Exercise:
Every record below should be written out exactly; pictures stay out.

━━━━━ Supplied records ━━━━━

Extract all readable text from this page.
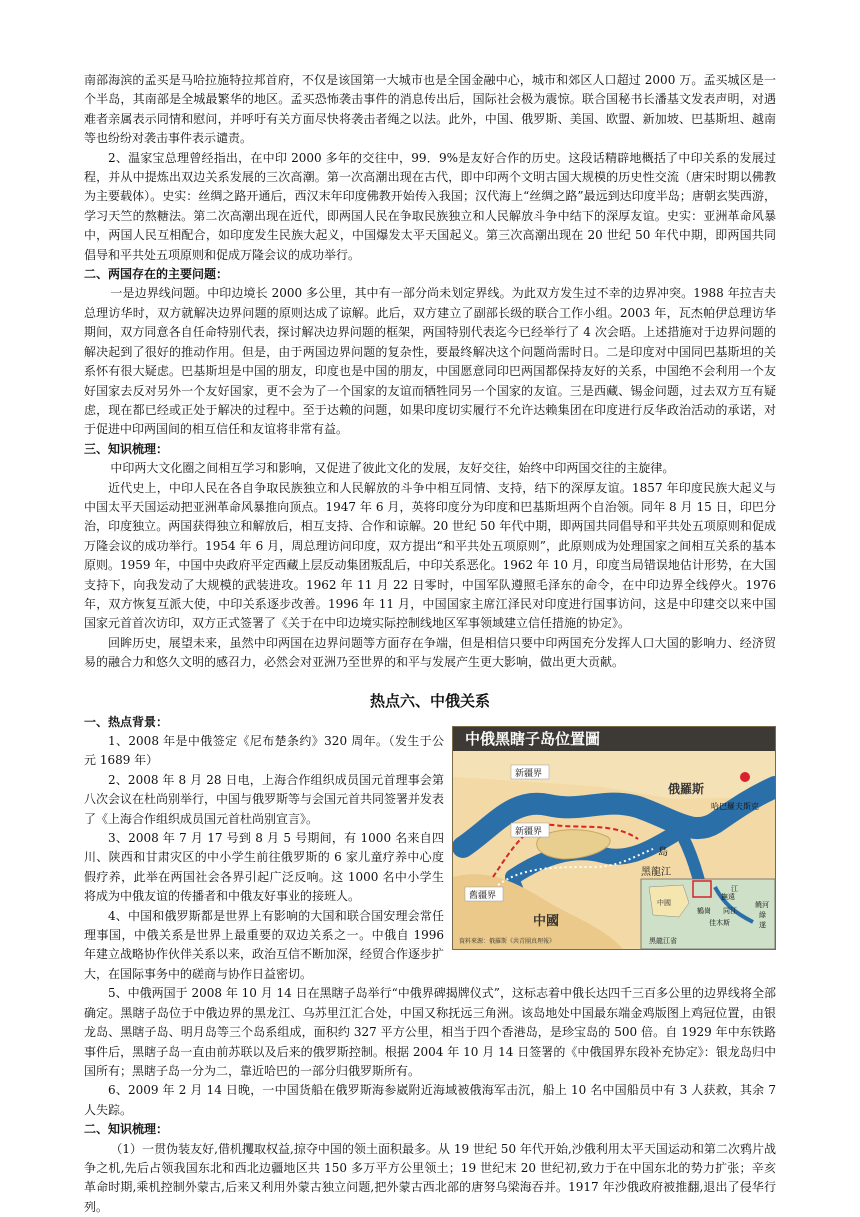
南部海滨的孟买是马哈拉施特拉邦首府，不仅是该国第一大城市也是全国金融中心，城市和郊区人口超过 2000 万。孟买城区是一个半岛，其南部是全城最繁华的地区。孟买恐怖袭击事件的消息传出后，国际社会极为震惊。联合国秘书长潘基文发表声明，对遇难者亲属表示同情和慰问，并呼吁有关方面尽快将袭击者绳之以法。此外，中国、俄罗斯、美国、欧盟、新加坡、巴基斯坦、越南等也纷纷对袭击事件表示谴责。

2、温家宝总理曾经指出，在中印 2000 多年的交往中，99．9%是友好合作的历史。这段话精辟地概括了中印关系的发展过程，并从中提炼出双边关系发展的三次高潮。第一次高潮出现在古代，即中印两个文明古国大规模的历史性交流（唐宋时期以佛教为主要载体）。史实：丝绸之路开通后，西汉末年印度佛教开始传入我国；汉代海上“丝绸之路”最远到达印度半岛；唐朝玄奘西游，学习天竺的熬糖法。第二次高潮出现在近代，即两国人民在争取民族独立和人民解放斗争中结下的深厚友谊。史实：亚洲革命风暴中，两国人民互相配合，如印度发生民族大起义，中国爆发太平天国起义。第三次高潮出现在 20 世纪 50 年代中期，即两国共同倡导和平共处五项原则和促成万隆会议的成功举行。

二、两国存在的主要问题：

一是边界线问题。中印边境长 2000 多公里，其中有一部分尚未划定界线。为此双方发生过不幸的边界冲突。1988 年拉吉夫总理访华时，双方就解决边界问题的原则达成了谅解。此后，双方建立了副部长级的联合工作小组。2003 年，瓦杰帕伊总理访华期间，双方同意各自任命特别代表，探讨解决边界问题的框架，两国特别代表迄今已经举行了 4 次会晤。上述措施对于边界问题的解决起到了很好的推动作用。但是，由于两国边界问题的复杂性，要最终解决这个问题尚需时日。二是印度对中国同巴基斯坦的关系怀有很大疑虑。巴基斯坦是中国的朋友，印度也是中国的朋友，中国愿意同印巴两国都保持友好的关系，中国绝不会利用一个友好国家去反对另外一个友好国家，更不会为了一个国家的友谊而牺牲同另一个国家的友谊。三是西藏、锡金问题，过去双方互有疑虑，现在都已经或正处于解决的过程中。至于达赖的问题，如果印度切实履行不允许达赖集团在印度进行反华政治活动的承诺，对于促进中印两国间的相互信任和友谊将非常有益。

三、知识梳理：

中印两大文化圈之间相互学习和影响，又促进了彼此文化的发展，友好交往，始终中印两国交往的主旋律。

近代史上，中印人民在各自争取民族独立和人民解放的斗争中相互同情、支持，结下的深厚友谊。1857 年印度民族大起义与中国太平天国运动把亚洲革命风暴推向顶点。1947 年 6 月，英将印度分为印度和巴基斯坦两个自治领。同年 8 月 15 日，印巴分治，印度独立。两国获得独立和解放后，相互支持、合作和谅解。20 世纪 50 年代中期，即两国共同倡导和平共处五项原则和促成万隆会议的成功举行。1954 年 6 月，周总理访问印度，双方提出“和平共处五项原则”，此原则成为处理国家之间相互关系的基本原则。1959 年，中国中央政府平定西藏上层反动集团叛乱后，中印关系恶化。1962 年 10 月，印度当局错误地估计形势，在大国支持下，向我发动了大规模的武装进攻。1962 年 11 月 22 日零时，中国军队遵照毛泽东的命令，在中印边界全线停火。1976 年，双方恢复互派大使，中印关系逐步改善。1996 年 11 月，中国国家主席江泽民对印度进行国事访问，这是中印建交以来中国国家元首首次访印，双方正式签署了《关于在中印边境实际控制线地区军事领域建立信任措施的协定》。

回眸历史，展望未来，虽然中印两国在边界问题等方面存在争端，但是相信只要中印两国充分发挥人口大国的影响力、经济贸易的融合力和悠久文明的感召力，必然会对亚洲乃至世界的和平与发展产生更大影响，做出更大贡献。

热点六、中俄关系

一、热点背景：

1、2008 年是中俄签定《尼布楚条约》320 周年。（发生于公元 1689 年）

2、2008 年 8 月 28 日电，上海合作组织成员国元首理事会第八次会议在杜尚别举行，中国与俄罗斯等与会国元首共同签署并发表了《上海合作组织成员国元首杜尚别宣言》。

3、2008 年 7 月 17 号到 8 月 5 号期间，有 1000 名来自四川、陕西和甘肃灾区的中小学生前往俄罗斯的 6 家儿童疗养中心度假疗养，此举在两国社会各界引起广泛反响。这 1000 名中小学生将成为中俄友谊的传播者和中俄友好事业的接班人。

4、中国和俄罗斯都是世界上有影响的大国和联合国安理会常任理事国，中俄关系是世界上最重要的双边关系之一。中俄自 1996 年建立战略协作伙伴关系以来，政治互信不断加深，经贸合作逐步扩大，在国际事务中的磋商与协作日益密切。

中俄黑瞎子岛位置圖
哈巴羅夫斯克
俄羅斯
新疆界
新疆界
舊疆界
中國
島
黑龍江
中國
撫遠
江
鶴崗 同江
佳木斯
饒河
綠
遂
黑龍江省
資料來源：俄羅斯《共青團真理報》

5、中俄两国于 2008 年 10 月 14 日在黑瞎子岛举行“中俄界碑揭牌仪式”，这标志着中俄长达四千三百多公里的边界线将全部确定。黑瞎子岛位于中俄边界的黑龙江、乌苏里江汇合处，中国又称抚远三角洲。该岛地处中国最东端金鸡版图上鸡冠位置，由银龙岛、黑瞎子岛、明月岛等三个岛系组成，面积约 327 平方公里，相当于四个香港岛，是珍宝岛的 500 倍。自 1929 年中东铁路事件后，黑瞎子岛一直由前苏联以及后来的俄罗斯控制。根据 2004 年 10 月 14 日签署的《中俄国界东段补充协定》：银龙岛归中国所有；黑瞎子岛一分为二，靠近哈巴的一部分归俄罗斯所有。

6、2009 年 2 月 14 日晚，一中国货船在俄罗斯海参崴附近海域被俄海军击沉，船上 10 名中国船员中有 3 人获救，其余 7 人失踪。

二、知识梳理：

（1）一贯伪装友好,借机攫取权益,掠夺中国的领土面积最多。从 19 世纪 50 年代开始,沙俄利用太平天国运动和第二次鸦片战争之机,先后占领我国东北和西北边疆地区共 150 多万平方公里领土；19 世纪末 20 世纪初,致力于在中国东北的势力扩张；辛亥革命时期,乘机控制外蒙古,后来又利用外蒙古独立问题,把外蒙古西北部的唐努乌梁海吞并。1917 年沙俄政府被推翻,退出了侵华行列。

━━━━━

Solution for this problem:
Extract all readable text from this page.
南部海滨的孟买是马哈拉施特拉邦首府，不仅是该国第一大城市也是全国金融中心，城市和郊区人口超过 2000 万。孟买城区是一个半岛，其南部是全城最繁华的地区。孟买恐怖袭击事件的消息传出后，国际社会极为震惊。联合国秘书长潘基文发表声明，对遇难者亲属表示同情和慰问，并呼吁有关方面尽快将袭击者绳之以法。此外，中国、俄罗斯、美国、欧盟、新加坡、巴基斯坦、越南等也纷纷对袭击事件表示谴责。

2、温家宝总理曾经指出，在中印 2000 多年的交往中，99．9%是友好合作的历史。这段话精辟地概括了中印关系的发展过程，并从中提炼出双边关系发展的三次高潮。第一次高潮出现在古代，即中印两个文明古国大规模的历史性交流（唐宋时期以佛教为主要载体）。史实：丝绸之路开通后，西汉末年印度佛教开始传入我国；汉代海上“丝绸之路”最远到达印度半岛；唐朝玄奘西游，学习天竺的熬糖法。第二次高潮出现在近代，即两国人民在争取民族独立和人民解放斗争中结下的深厚友谊。史实：亚洲革命风暴中，两国人民互相配合，如印度发生民族大起义，中国爆发太平天国起义。第三次高潮出现在 20 世纪 50 年代中期，即两国共同倡导和平共处五项原则和促成万隆会议的成功举行。

二、两国存在的主要问题：

一是边界线问题。中印边境长 2000 多公里，其中有一部分尚未划定界线。为此双方发生过不幸的边界冲突。1988 年拉吉夫总理访华时，双方就解决边界问题的原则达成了谅解。此后，双方建立了副部长级的联合工作小组。2003 年，瓦杰帕伊总理访华期间，双方同意各自任命特别代表，探讨解决边界问题的框架，两国特别代表迄今已经举行了 4 次会晤。上述措施对于边界问题的解决起到了很好的推动作用。但是，由于两国边界问题的复杂性，要最终解决这个问题尚需时日。二是印度对中国同巴基斯坦的关系怀有很大疑虑。巴基斯坦是中国的朋友，印度也是中国的朋友，中国愿意同印巴两国都保持友好的关系，中国绝不会利用一个友好国家去反对另外一个友好国家，更不会为了一个国家的友谊而牺牲同另一个国家的友谊。三是西藏、锡金问题，过去双方互有疑虑，现在都已经或正处于解决的过程中。至于达赖的问题，如果印度切实履行不允许达赖集团在印度进行反华政治活动的承诺，对于促进中印两国间的相互信任和友谊将非常有益。

三、知识梳理：

中印两大文化圈之间相互学习和影响，又促进了彼此文化的发展，友好交往，始终中印两国交往的主旋律。

近代史上，中印人民在各自争取民族独立和人民解放的斗争中相互同情、支持，结下的深厚友谊。1857 年印度民族大起义与中国太平天国运动把亚洲革命风暴推向顶点。1947 年 6 月，英将印度分为印度和巴基斯坦两个自治领。同年 8 月 15 日，印巴分治，印度独立。两国获得独立和解放后，相互支持、合作和谅解。20 世纪 50 年代中期，即两国共同倡导和平共处五项原则和促成万隆会议的成功举行。1954 年 6 月，周总理访问印度，双方提出“和平共处五项原则”，此原则成为处理国家之间相互关系的基本原则。1959 年，中国中央政府平定西藏上层反动集团叛乱后，中印关系恶化。1962 年 10 月，印度当局错误地估计形势，在大国支持下，向我发动了大规模的武装进攻。1962 年 11 月 22 日零时，中国军队遵照毛泽东的命令，在中印边界全线停火。1976 年，双方恢复互派大使，中印关系逐步改善。1996 年 11 月，中国国家主席江泽民对印度进行国事访问，这是中印建交以来中国国家元首首次访印，双方正式签署了《关于在中印边境实际控制线地区军事领域建立信任措施的协定》。

回眸历史，展望未来，虽然中印两国在边界问题等方面存在争端，但是相信只要中印两国充分发挥人口大国的影响力、经济贸易的融合力和悠久文明的感召力，必然会对亚洲乃至世界的和平与发展产生更大影响，做出更大贡献。

热点六、中俄关系

一、热点背景：

1、2008 年是中俄签定《尼布楚条约》320 周年。（发生于公元 1689 年）

2、2008 年 8 月 28 日电，上海合作组织成员国元首理事会第八次会议在杜尚别举行，中国与俄罗斯等与会国元首共同签署并发表了《上海合作组织成员国元首杜尚别宣言》。

3、2008 年 7 月 17 号到 8 月 5 号期间，有 1000 名来自四川、陕西和甘肃灾区的中小学生前往俄罗斯的 6 家儿童疗养中心度假疗养，此举在两国社会各界引起广泛反响。这 1000 名中小学生将成为中俄友谊的传播者和中俄友好事业的接班人。

4、中国和俄罗斯都是世界上有影响的大国和联合国安理会常任理事国，中俄关系是世界上最重要的双边关系之一。中俄自 1996 年建立战略协作伙伴关系以来，政治互信不断加深，经贸合作逐步扩大，在国际事务中的磋商与协作日益密切。

中俄黑瞎子岛位置圖
哈巴羅夫斯克
俄羅斯
新疆界
新疆界
舊疆界
中國
島
黑龍江
中國
撫遠
江
鶴崗 同江
佳木斯
饒河
綠
遂
黑龍江省
資料來源：俄羅斯《共青團真理報》

5、中俄两国于 2008 年 10 月 14 日在黑瞎子岛举行“中俄界碑揭牌仪式”，这标志着中俄长达四千三百多公里的边界线将全部确定。黑瞎子岛位于中俄边界的黑龙江、乌苏里江汇合处，中国又称抚远三角洲。该岛地处中国最东端金鸡版图上鸡冠位置，由银龙岛、黑瞎子岛、明月岛等三个岛系组成，面积约 327 平方公里，相当于四个香港岛，是珍宝岛的 500 倍。自 1929 年中东铁路事件后，黑瞎子岛一直由前苏联以及后来的俄罗斯控制。根据 2004 年 10 月 14 日签署的《中俄国界东段补充协定》：银龙岛归中国所有；黑瞎子岛一分为二，靠近哈巴的一部分归俄罗斯所有。

6、2009 年 2 月 14 日晚，一中国货船在俄罗斯海参崴附近海域被俄海军击沉，船上 10 名中国船员中有 3 人获救，其余 7 人失踪。

二、知识梳理：

（1）一贯伪装友好,借机攫取权益,掠夺中国的领土面积最多。从 19 世纪 50 年代开始,沙俄利用太平天国运动和第二次鸦片战争之机,先后占领我国东北和西北边疆地区共 150 多万平方公里领土；19 世纪末 20 世纪初,致力于在中国东北的势力扩张；辛亥革命时期,乘机控制外蒙古,后来又利用外蒙古独立问题,把外蒙古西北部的唐努乌梁海吞并。1917 年沙俄政府被推翻,退出了侵华行列。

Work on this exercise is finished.